= EXERCISE OBJECTIVE =
Where a line holds the word "triggered", copy that line.

= EXERCISE MATERIALS =

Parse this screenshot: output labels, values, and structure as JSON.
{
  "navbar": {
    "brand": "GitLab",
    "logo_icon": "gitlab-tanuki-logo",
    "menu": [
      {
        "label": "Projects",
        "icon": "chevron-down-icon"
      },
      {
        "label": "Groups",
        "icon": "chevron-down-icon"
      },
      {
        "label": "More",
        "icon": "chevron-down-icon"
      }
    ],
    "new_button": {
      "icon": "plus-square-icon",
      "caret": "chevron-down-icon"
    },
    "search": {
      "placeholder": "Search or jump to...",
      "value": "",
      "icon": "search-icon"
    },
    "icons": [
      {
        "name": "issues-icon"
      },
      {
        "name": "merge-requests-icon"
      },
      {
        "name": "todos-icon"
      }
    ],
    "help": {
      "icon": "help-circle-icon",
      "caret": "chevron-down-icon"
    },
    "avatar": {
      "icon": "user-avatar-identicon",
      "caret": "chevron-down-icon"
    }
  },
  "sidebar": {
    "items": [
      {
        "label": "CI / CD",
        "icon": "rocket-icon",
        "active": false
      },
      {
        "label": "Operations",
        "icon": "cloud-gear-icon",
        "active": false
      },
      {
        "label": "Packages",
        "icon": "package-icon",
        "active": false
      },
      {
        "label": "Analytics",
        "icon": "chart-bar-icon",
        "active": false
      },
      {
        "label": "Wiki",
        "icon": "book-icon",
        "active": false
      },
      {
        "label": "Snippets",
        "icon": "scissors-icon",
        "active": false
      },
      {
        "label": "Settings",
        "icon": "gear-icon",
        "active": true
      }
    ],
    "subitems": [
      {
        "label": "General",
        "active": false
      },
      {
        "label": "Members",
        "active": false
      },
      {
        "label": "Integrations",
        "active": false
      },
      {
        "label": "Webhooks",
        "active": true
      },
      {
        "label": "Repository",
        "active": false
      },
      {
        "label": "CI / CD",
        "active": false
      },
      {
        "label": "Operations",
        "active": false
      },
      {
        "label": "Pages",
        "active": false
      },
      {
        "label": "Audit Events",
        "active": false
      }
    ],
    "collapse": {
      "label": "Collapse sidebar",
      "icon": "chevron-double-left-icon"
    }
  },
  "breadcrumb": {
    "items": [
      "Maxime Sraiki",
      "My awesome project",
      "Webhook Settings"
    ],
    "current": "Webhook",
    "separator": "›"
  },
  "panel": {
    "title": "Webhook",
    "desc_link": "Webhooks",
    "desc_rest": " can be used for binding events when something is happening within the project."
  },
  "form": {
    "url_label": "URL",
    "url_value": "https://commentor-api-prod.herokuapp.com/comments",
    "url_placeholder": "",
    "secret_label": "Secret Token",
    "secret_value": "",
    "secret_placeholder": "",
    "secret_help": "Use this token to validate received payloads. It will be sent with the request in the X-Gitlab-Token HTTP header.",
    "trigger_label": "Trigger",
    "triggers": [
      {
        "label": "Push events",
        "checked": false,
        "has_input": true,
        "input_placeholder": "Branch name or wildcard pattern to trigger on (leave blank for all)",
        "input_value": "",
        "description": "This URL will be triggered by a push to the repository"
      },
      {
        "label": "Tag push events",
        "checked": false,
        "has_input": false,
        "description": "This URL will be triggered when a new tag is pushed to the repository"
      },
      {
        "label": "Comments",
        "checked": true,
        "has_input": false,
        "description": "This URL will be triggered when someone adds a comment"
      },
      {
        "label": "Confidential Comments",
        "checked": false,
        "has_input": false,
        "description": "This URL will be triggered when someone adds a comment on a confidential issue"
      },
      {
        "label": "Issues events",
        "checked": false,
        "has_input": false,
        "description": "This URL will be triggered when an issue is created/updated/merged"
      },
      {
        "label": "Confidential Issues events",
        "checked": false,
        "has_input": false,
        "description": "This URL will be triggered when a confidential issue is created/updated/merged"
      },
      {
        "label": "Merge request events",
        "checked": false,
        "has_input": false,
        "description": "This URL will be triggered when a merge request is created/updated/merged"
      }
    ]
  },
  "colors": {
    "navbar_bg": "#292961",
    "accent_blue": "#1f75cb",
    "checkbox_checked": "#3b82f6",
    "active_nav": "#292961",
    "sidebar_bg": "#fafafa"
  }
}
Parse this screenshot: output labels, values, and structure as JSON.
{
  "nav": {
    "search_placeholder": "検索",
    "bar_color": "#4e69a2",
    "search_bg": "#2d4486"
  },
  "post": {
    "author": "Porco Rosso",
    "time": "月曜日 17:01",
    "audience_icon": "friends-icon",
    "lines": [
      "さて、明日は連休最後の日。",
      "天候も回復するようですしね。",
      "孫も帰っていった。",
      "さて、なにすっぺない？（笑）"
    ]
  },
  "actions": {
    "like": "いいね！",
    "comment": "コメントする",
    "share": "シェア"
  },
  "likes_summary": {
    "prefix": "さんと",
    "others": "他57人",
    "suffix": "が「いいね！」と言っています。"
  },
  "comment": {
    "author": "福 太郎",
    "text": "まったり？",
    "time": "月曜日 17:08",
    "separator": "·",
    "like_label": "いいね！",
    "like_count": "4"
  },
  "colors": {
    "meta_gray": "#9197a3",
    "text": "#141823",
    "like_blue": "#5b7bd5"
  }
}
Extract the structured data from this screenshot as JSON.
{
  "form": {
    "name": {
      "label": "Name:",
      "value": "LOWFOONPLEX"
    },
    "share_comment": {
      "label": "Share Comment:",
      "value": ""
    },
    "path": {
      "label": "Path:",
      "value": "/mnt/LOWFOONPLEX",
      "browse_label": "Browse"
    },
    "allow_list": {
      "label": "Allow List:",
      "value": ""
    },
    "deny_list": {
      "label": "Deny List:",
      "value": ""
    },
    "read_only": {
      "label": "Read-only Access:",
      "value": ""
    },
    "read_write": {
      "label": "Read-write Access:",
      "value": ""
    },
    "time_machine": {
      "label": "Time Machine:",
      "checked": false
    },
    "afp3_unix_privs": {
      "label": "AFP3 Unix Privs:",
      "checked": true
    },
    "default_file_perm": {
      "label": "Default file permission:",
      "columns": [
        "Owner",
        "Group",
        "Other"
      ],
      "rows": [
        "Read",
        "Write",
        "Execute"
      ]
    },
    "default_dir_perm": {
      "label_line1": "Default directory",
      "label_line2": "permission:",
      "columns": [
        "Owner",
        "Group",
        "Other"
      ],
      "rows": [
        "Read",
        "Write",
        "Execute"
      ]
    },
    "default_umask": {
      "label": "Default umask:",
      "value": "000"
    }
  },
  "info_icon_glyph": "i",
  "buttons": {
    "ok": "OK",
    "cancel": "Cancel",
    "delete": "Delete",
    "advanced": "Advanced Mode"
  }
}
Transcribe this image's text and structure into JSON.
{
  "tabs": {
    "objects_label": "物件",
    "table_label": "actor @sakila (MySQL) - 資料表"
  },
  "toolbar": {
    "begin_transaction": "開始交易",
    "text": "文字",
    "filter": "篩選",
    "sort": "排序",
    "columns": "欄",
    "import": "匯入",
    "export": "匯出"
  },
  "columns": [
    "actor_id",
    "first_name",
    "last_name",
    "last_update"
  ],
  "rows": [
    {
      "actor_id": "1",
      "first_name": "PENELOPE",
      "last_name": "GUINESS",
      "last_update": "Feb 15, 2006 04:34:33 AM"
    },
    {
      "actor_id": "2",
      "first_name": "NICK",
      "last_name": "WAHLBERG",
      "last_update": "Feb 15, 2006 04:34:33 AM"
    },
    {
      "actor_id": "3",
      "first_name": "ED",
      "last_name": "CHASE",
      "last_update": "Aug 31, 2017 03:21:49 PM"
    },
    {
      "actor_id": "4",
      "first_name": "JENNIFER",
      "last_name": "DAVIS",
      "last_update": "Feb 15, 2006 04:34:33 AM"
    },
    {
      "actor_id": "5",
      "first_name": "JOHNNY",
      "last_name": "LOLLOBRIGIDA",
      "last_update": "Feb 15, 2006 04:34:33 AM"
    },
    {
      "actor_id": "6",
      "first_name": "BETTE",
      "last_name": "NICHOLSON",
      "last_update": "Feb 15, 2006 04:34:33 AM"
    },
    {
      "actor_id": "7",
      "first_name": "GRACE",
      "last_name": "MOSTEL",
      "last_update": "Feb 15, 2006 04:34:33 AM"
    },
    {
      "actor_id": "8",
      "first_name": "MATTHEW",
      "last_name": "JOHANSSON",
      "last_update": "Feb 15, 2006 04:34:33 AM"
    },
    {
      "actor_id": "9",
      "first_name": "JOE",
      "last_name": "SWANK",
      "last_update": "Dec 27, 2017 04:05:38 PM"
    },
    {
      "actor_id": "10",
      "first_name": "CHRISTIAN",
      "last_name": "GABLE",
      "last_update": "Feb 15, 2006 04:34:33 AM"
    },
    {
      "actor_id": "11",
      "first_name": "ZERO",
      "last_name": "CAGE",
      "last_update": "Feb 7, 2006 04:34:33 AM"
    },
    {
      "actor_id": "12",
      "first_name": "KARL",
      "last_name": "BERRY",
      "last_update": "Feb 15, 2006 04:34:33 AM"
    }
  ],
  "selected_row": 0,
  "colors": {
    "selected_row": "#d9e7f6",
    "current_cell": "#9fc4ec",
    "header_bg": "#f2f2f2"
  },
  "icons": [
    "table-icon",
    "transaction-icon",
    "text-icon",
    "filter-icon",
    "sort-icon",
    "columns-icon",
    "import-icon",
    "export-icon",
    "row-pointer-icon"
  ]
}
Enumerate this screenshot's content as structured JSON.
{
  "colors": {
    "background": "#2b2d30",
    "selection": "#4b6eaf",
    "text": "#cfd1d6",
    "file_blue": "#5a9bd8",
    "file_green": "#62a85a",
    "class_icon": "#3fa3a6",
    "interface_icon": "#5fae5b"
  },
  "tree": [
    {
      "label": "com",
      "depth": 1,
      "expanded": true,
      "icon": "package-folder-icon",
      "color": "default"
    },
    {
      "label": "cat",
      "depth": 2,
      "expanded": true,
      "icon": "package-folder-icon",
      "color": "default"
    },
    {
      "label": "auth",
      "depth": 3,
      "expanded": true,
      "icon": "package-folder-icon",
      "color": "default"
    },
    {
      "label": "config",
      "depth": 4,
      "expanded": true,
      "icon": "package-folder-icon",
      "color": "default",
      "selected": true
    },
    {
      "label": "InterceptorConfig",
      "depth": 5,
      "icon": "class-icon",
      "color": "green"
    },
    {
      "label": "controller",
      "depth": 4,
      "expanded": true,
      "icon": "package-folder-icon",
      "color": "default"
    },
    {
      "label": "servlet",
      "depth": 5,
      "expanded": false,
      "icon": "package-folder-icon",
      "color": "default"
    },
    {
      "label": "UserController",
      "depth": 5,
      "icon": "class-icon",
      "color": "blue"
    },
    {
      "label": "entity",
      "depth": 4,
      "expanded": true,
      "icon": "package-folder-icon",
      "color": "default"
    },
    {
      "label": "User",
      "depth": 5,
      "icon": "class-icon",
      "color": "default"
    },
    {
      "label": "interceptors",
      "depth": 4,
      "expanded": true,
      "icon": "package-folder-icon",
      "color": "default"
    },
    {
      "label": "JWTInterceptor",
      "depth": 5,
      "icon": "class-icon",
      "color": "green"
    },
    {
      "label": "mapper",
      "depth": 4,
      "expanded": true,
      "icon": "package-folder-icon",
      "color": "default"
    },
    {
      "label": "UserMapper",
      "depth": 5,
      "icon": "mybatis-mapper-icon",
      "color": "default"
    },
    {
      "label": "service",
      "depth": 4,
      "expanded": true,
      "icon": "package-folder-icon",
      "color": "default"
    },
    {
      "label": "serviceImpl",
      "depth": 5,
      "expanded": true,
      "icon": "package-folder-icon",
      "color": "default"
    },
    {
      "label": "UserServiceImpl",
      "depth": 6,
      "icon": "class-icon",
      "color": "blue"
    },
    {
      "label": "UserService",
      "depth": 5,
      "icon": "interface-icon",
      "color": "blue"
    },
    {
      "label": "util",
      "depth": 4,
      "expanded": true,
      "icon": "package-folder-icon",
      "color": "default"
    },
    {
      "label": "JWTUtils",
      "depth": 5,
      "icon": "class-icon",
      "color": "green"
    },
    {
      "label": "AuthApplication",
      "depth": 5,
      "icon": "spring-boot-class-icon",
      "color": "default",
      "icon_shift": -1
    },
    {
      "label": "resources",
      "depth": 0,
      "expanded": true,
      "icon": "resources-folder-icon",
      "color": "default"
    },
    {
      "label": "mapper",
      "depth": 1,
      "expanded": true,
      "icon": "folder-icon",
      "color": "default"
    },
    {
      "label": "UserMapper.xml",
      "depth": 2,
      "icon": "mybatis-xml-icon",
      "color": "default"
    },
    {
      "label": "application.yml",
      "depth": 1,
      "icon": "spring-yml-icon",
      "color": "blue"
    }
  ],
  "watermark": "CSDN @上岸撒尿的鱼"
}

= TASK ANSWER =
        "description": "This URL will be triggered by a push to the repository"
        "description": "This URL will be triggered when a new tag is pushed to the repository"
        "description": "This URL will be triggered when someone adds a comment"
        "description": "This URL will be triggered when someone adds a comment on a confidential issue"
        "description": "This URL will be triggered when an issue is created/updated/merged"
        "description": "This URL will be triggered when a confidential issue is created/updated/merged"
        "description": "This URL will be triggered when a merge request is created/updated/merged"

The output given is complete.